## Exercise material
• • •
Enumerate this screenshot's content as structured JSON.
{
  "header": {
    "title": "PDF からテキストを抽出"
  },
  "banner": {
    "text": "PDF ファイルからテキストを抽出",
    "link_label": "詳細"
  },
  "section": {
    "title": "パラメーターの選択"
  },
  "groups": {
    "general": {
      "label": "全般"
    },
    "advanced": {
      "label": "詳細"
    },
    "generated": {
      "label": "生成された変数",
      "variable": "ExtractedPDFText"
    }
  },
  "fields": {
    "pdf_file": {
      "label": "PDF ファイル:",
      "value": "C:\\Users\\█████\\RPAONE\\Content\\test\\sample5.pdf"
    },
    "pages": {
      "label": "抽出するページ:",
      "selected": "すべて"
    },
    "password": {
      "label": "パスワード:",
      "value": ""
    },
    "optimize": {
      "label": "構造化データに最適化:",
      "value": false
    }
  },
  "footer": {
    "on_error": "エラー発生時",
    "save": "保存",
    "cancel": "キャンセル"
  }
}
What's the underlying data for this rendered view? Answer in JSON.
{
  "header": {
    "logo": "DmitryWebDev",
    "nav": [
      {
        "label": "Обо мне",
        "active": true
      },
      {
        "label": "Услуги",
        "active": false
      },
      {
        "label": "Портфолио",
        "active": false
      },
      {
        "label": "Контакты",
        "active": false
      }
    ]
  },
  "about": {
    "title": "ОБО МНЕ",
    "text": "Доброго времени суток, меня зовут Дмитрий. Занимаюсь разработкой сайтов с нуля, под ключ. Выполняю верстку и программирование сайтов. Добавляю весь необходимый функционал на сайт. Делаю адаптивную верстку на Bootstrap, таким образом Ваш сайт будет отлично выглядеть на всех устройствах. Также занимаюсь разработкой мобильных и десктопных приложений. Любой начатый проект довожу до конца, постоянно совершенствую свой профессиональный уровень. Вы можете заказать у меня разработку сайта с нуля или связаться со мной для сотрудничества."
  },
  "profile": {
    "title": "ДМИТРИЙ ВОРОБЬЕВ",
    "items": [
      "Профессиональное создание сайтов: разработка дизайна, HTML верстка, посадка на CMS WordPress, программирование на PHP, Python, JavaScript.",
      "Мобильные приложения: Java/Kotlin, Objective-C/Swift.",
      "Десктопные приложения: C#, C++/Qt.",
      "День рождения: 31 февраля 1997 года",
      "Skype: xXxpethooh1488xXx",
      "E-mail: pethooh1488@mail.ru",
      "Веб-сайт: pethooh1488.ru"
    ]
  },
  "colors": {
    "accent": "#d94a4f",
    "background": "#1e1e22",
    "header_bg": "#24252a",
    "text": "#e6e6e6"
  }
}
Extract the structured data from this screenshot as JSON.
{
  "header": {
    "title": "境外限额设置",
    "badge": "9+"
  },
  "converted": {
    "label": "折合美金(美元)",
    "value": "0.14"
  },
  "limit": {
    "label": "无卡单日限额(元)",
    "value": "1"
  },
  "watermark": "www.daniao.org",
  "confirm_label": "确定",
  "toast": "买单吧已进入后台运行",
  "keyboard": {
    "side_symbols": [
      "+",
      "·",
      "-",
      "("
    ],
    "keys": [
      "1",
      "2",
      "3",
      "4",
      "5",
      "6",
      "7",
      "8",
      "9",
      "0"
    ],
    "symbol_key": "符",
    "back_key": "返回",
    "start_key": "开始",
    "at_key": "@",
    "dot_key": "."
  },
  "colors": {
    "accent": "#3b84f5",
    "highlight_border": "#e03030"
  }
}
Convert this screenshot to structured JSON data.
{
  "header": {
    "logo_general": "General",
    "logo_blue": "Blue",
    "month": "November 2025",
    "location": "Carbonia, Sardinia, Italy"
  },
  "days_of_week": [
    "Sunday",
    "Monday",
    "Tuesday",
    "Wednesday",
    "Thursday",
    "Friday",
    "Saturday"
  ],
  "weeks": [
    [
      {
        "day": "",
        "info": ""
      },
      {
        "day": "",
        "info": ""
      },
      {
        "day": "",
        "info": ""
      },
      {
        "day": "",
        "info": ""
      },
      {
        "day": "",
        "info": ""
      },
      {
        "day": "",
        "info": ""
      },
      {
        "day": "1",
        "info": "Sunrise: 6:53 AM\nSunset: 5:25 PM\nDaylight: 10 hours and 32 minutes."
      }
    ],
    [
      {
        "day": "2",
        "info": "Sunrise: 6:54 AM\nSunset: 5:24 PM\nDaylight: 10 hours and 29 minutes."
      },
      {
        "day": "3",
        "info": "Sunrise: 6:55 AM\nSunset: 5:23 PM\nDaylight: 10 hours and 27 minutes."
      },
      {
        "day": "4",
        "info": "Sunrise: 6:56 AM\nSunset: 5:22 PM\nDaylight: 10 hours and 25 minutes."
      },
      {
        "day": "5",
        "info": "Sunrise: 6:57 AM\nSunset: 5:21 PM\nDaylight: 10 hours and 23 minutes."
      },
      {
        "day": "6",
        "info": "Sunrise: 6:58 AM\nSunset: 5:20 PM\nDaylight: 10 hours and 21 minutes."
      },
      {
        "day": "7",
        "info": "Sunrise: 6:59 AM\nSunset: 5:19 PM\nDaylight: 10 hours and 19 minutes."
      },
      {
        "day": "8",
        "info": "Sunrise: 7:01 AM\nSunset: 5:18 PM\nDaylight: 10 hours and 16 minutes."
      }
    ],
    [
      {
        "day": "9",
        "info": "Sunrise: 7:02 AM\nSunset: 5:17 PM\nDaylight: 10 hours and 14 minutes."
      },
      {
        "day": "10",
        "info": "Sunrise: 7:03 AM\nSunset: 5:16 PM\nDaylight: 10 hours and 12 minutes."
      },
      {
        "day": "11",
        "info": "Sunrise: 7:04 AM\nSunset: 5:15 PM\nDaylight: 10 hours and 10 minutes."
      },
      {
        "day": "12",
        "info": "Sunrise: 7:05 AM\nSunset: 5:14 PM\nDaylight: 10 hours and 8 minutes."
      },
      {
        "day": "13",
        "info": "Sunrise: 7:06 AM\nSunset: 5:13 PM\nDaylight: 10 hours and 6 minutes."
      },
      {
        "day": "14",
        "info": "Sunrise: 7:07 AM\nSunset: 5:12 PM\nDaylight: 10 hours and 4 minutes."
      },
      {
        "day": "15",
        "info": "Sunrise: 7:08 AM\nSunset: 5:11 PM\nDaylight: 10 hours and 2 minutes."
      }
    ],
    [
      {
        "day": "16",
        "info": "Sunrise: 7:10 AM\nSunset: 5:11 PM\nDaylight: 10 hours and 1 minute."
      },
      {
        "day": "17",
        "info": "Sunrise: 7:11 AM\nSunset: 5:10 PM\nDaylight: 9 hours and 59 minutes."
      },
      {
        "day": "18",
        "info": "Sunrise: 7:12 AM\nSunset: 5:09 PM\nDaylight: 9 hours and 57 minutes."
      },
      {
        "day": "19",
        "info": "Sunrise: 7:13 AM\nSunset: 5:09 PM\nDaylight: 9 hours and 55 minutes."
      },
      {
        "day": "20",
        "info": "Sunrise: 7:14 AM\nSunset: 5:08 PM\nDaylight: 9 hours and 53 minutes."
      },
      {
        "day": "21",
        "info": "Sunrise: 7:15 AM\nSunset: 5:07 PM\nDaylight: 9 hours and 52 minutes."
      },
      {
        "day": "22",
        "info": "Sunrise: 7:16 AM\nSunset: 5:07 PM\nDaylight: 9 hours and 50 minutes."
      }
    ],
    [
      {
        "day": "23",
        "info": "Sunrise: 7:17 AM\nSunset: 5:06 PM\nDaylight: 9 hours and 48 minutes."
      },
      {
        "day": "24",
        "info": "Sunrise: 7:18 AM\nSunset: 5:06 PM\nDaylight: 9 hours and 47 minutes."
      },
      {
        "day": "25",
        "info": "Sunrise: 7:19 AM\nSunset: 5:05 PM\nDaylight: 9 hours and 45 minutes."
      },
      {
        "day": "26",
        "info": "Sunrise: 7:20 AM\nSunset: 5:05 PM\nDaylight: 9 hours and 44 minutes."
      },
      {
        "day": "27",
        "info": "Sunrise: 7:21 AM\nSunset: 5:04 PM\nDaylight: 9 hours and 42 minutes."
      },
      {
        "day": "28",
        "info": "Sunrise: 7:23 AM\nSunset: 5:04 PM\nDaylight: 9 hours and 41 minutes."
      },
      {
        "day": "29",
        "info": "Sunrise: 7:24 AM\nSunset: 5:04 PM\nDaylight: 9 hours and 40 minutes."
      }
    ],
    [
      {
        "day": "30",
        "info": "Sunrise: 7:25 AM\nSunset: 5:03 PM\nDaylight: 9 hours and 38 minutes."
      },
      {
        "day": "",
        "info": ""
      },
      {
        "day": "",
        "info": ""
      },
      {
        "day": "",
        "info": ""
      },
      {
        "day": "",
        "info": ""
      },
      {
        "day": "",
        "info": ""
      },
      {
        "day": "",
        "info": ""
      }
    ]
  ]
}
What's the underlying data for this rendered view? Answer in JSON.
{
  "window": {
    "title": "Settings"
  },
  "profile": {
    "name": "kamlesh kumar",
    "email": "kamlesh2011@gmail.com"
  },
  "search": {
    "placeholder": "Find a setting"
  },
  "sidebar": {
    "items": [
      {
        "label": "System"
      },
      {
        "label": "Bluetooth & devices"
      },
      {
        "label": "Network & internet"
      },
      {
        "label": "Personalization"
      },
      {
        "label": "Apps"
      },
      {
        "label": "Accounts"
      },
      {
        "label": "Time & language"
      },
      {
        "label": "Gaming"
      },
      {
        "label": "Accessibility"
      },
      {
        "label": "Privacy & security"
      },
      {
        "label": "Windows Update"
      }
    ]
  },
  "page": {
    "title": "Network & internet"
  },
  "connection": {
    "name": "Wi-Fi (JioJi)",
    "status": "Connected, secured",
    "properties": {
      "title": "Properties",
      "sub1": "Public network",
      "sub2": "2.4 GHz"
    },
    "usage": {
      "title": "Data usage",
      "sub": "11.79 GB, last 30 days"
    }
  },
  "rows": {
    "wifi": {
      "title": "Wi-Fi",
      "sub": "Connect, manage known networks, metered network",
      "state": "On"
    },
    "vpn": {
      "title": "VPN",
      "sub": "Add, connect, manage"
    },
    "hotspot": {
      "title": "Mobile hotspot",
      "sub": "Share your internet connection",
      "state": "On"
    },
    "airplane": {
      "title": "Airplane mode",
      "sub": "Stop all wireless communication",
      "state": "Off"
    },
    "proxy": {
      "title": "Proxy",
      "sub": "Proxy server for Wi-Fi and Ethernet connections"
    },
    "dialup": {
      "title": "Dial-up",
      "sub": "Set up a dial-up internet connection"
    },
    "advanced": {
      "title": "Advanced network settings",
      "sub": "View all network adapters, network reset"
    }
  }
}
• • •
Read the lines above. Gather those in which the string "structured" is found.

## Exercise output
Enumerate this screenshot's content as structured JSON.
Extract the structured data from this screenshot as JSON.
Convert this screenshot to structured JSON data.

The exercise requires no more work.